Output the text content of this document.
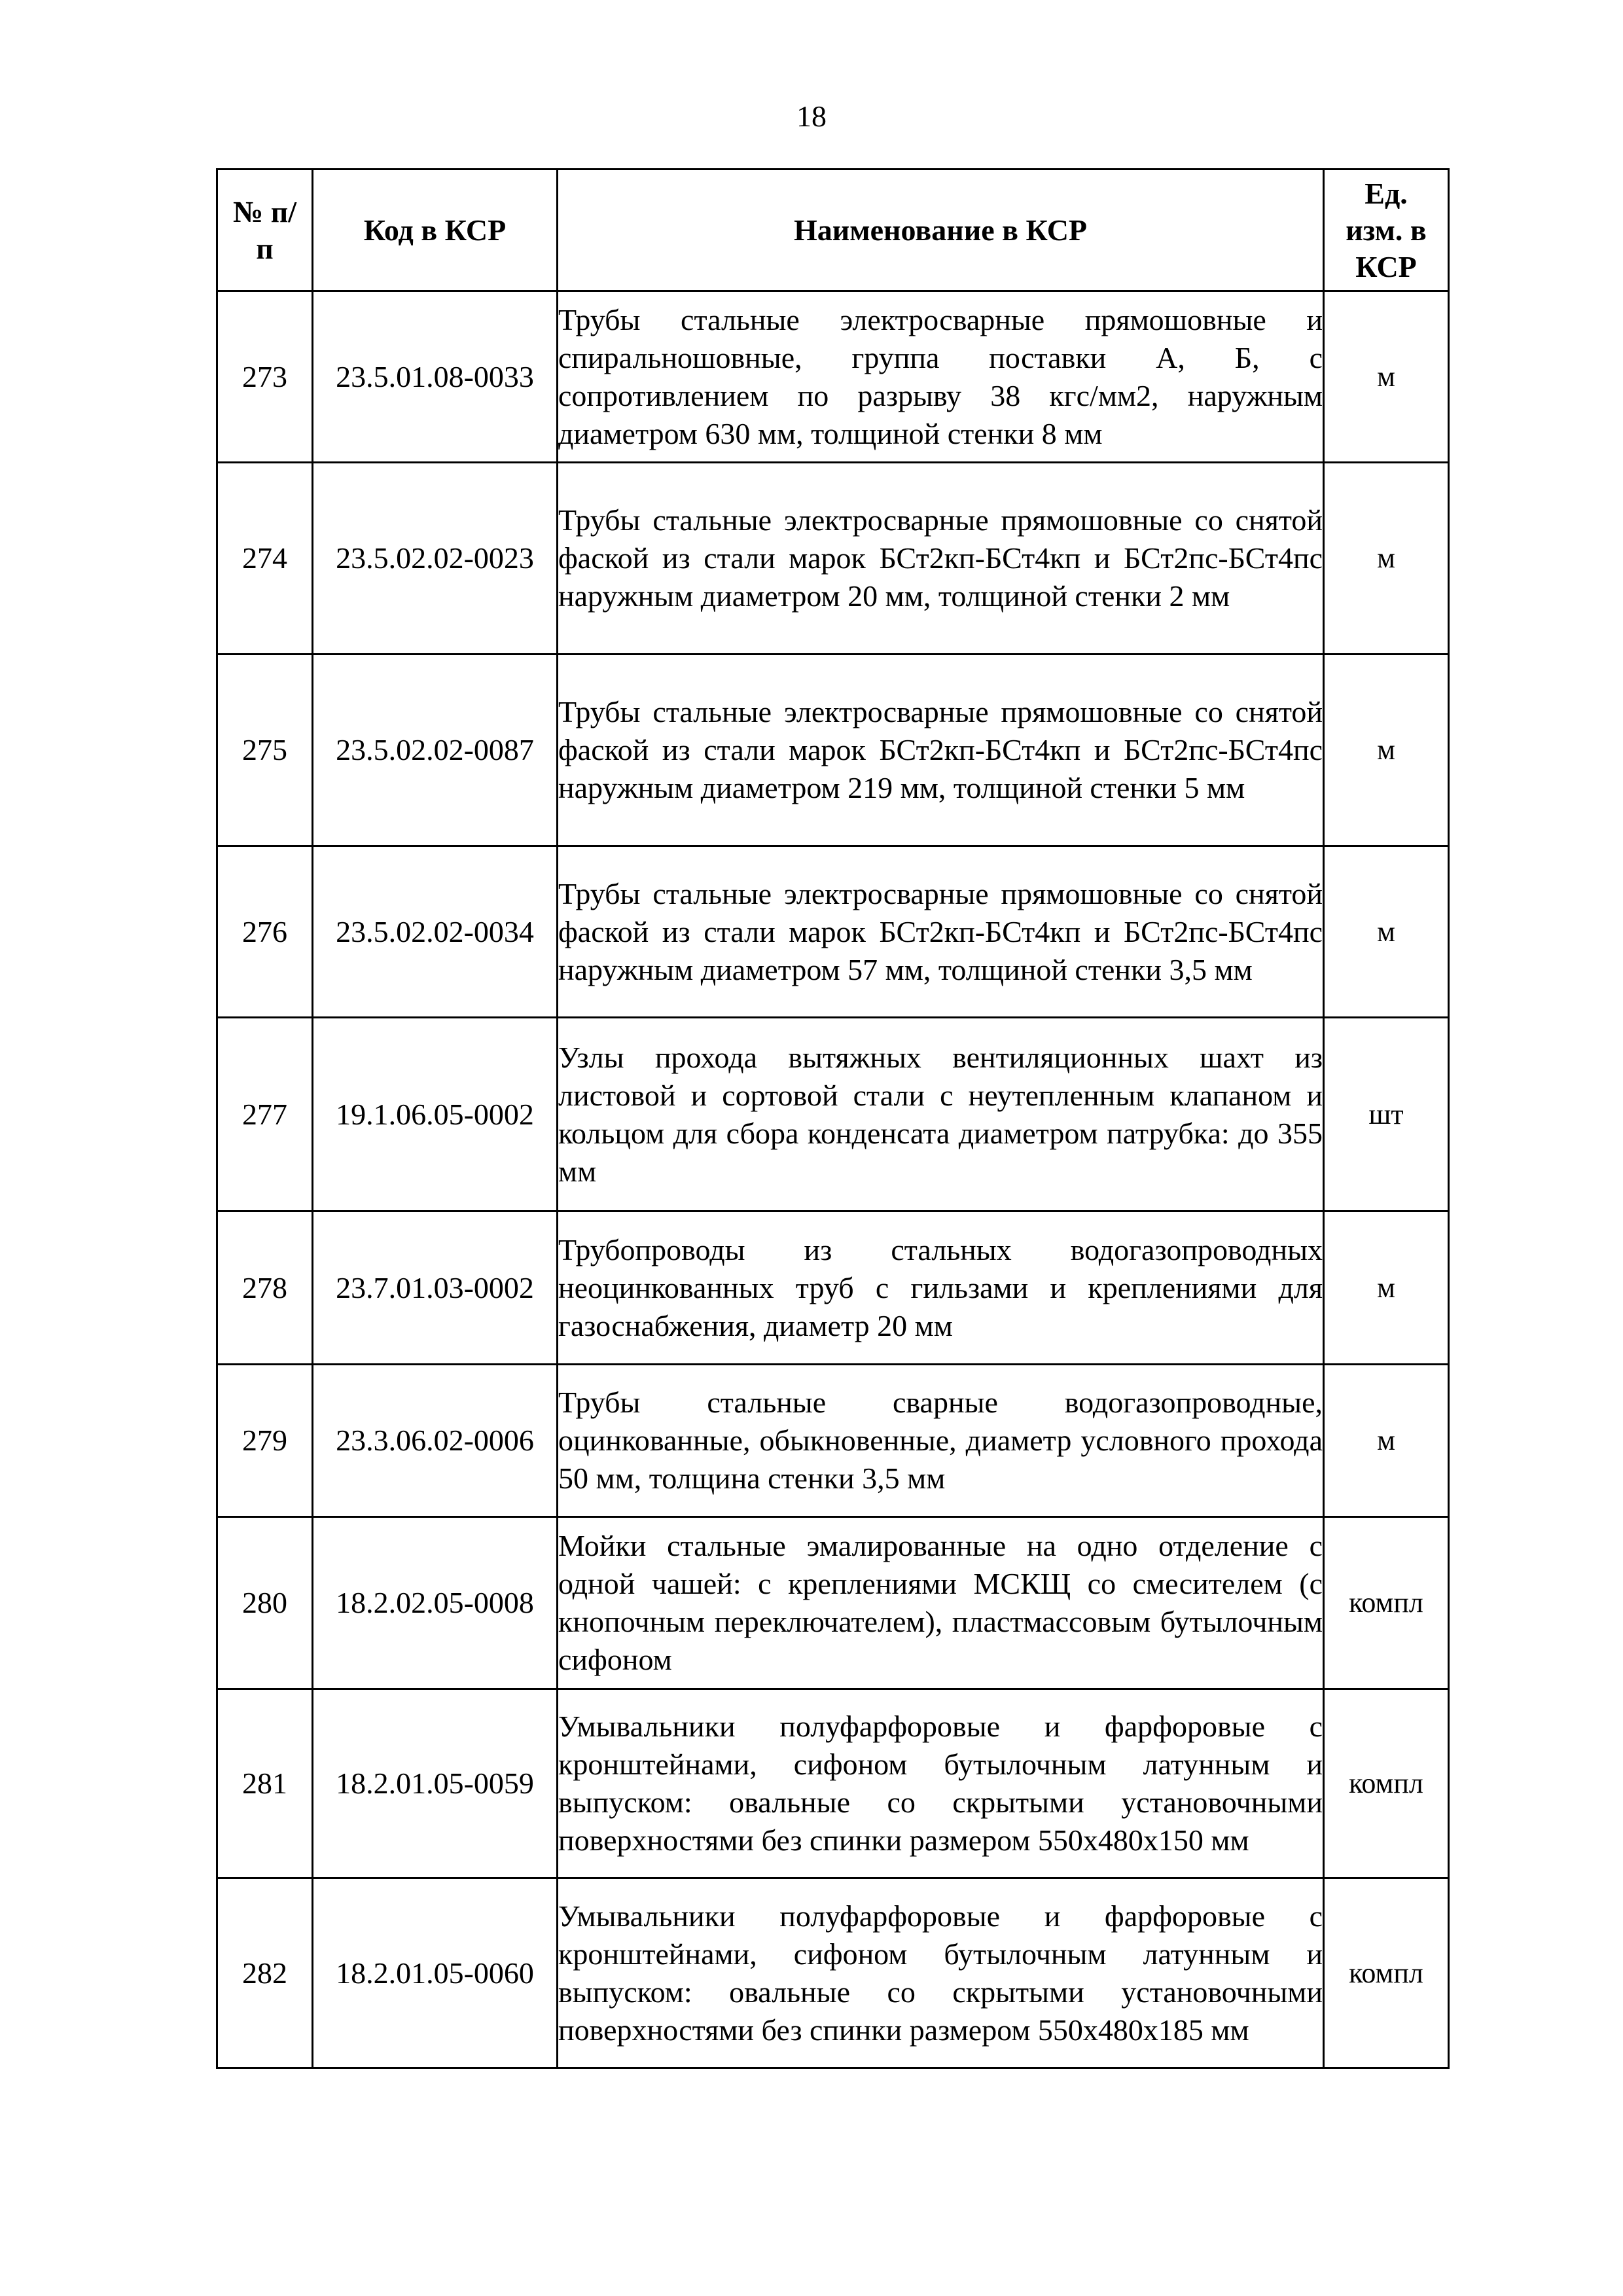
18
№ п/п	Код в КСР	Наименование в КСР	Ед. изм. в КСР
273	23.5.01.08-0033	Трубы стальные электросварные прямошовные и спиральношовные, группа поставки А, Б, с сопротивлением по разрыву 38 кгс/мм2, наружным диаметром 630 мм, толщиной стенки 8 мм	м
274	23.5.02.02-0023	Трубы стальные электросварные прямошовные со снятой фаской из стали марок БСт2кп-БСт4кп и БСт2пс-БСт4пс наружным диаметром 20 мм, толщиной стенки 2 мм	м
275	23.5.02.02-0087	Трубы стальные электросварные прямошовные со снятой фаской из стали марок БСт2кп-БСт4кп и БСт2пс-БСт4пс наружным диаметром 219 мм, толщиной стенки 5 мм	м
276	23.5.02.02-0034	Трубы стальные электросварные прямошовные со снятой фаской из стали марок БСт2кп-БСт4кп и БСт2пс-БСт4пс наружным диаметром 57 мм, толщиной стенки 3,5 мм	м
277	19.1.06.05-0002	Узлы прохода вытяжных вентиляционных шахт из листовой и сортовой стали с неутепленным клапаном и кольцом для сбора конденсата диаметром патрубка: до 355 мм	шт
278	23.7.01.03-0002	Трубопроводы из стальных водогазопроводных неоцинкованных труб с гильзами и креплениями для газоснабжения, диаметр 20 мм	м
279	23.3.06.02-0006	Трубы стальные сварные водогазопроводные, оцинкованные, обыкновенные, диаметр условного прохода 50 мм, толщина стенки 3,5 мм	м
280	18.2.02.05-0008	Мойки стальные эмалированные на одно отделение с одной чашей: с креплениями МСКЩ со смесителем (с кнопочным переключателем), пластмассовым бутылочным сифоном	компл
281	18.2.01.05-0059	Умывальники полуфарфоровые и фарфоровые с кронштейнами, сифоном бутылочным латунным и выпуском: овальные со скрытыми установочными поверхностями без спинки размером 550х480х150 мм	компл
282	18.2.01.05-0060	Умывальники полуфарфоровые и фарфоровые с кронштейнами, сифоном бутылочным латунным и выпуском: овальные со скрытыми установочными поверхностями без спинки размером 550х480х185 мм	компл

* * *

DIRECTION: Transcribe every line from the records above without alteration, and leave out the images.

EXERCISE RESULT:
Output the text content of this document.
18
№ п/п	Код в КСР	Наименование в КСР	Ед. изм. в КСР
273	23.5.01.08-0033	Трубы стальные электросварные прямошовные и спиральношовные, группа поставки А, Б, с сопротивлением по разрыву 38 кгс/мм2, наружным диаметром 630 мм, толщиной стенки 8 мм	м
274	23.5.02.02-0023	Трубы стальные электросварные прямошовные со снятой фаской из стали марок БСт2кп-БСт4кп и БСт2пс-БСт4пс наружным диаметром 20 мм, толщиной стенки 2 мм	м
275	23.5.02.02-0087	Трубы стальные электросварные прямошовные со снятой фаской из стали марок БСт2кп-БСт4кп и БСт2пс-БСт4пс наружным диаметром 219 мм, толщиной стенки 5 мм	м
276	23.5.02.02-0034	Трубы стальные электросварные прямошовные со снятой фаской из стали марок БСт2кп-БСт4кп и БСт2пс-БСт4пс наружным диаметром 57 мм, толщиной стенки 3,5 мм	м
277	19.1.06.05-0002	Узлы прохода вытяжных вентиляционных шахт из листовой и сортовой стали с неутепленным клапаном и кольцом для сбора конденсата диаметром патрубка: до 355 мм	шт
278	23.7.01.03-0002	Трубопроводы из стальных водогазопроводных неоцинкованных труб с гильзами и креплениями для газоснабжения, диаметр 20 мм	м
279	23.3.06.02-0006	Трубы стальные сварные водогазопроводные, оцинкованные, обыкновенные, диаметр условного прохода 50 мм, толщина стенки 3,5 мм	м
280	18.2.02.05-0008	Мойки стальные эмалированные на одно отделение с одной чашей: с креплениями МСКЩ со смесителем (с кнопочным переключателем), пластмассовым бутылочным сифоном	компл
281	18.2.01.05-0059	Умывальники полуфарфоровые и фарфоровые с кронштейнами, сифоном бутылочным латунным и выпуском: овальные со скрытыми установочными поверхностями без спинки размером 550х480х150 мм	компл
282	18.2.01.05-0060	Умывальники полуфарфоровые и фарфоровые с кронштейнами, сифоном бутылочным латунным и выпуском: овальные со скрытыми установочными поверхностями без спинки размером 550х480х185 мм	компл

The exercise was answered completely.